Your task is to write out all of the records once more, exactly.
Data in this exercise below:
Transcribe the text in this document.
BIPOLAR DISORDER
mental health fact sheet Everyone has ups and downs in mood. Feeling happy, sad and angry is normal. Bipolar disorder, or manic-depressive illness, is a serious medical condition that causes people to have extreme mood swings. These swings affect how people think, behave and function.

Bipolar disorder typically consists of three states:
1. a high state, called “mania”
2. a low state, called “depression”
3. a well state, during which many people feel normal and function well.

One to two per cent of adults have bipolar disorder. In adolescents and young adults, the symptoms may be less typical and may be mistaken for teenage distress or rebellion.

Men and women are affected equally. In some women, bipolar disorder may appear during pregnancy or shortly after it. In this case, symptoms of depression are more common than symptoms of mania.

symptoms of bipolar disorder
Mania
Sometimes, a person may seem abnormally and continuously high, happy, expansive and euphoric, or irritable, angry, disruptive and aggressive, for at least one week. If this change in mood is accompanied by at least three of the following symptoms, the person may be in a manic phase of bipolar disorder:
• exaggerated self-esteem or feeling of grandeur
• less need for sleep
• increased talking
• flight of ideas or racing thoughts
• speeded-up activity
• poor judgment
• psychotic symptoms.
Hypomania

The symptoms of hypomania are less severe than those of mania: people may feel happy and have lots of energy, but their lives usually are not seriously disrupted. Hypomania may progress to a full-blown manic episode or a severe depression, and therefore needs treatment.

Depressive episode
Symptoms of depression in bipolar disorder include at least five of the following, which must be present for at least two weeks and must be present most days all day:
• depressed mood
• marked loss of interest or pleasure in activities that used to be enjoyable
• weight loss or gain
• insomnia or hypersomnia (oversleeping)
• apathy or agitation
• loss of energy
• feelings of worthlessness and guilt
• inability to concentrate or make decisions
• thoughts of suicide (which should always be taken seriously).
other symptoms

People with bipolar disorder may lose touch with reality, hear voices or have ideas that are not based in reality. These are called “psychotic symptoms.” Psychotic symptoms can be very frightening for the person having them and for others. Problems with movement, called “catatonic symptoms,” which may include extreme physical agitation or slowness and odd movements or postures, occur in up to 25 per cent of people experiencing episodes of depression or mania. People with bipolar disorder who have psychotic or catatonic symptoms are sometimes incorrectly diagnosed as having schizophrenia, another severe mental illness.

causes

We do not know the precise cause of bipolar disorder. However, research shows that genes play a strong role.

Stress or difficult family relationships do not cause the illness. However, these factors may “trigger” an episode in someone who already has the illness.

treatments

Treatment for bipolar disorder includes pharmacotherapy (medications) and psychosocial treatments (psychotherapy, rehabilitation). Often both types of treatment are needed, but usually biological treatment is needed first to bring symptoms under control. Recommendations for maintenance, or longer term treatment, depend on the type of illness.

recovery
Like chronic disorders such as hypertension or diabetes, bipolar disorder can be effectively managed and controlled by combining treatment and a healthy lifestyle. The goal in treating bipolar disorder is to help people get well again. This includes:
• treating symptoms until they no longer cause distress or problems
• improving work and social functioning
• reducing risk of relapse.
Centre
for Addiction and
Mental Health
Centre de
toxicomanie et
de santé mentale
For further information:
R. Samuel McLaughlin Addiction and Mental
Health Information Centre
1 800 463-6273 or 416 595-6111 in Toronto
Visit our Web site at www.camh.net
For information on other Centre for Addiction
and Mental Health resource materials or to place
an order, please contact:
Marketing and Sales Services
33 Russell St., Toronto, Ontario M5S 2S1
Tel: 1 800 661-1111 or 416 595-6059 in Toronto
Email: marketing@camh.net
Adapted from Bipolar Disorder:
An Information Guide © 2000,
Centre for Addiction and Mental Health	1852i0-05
End of Data in this exercise.
Solution to this problem:
Transcribe the text in this document.
BIPOLAR DISORDER
mental health fact sheet Everyone has ups and downs in mood. Feeling happy, sad and angry is normal. Bipolar disorder, or manic-depressive illness, is a serious medical condition that causes people to have extreme mood swings. These swings affect how people think, behave and function.

Bipolar disorder typically consists of three states:
1. a high state, called “mania”
2. a low state, called “depression”
3. a well state, during which many people feel normal and function well.

One to two per cent of adults have bipolar disorder. In adolescents and young adults, the symptoms may be less typical and may be mistaken for teenage distress or rebellion.

Men and women are affected equally. In some women, bipolar disorder may appear during pregnancy or shortly after it. In this case, symptoms of depression are more common than symptoms of mania.

symptoms of bipolar disorder
Mania
Sometimes, a person may seem abnormally and continuously high, happy, expansive and euphoric, or irritable, angry, disruptive and aggressive, for at least one week. If this change in mood is accompanied by at least three of the following symptoms, the person may be in a manic phase of bipolar disorder:
• exaggerated self-esteem or feeling of grandeur
• less need for sleep
• increased talking
• flight of ideas or racing thoughts
• speeded-up activity
• poor judgment
• psychotic symptoms.
Hypomania

The symptoms of hypomania are less severe than those of mania: people may feel happy and have lots of energy, but their lives usually are not seriously disrupted. Hypomania may progress to a full-blown manic episode or a severe depression, and therefore needs treatment.

Depressive episode
Symptoms of depression in bipolar disorder include at least five of the following, which must be present for at least two weeks and must be present most days all day:
• depressed mood
• marked loss of interest or pleasure in activities that used to be enjoyable
• weight loss or gain
• insomnia or hypersomnia (oversleeping)
• apathy or agitation
• loss of energy
• feelings of worthlessness and guilt
• inability to concentrate or make decisions
• thoughts of suicide (which should always be taken seriously).
other symptoms

People with bipolar disorder may lose touch with reality, hear voices or have ideas that are not based in reality. These are called “psychotic symptoms.” Psychotic symptoms can be very frightening for the person having them and for others. Problems with movement, called “catatonic symptoms,” which may include extreme physical agitation or slowness and odd movements or postures, occur in up to 25 per cent of people experiencing episodes of depression or mania. People with bipolar disorder who have psychotic or catatonic symptoms are sometimes incorrectly diagnosed as having schizophrenia, another severe mental illness.

causes

We do not know the precise cause of bipolar disorder. However, research shows that genes play a strong role.

Stress or difficult family relationships do not cause the illness. However, these factors may “trigger” an episode in someone who already has the illness.

treatments

Treatment for bipolar disorder includes pharmacotherapy (medications) and psychosocial treatments (psychotherapy, rehabilitation). Often both types of treatment are needed, but usually biological treatment is needed first to bring symptoms under control. Recommendations for maintenance, or longer term treatment, depend on the type of illness.

recovery
Like chronic disorders such as hypertension or diabetes, bipolar disorder can be effectively managed and controlled by combining treatment and a healthy lifestyle. The goal in treating bipolar disorder is to help people get well again. This includes:
• treating symptoms until they no longer cause distress or problems
• improving work and social functioning
• reducing risk of relapse.
Centre
for Addiction and
Mental Health
Centre de
toxicomanie et
de santé mentale
For further information:
R. Samuel McLaughlin Addiction and Mental
Health Information Centre
1 800 463-6273 or 416 595-6111 in Toronto
Visit our Web site at www.camh.net
For information on other Centre for Addiction
and Mental Health resource materials or to place
an order, please contact:
Marketing and Sales Services
33 Russell St., Toronto, Ontario M5S 2S1
Tel: 1 800 661-1111 or 416 595-6059 in Toronto
Email: marketing@camh.net
Adapted from Bipolar Disorder:
An Information Guide © 2000,
Centre for Addiction and Mental Health	1852i0-05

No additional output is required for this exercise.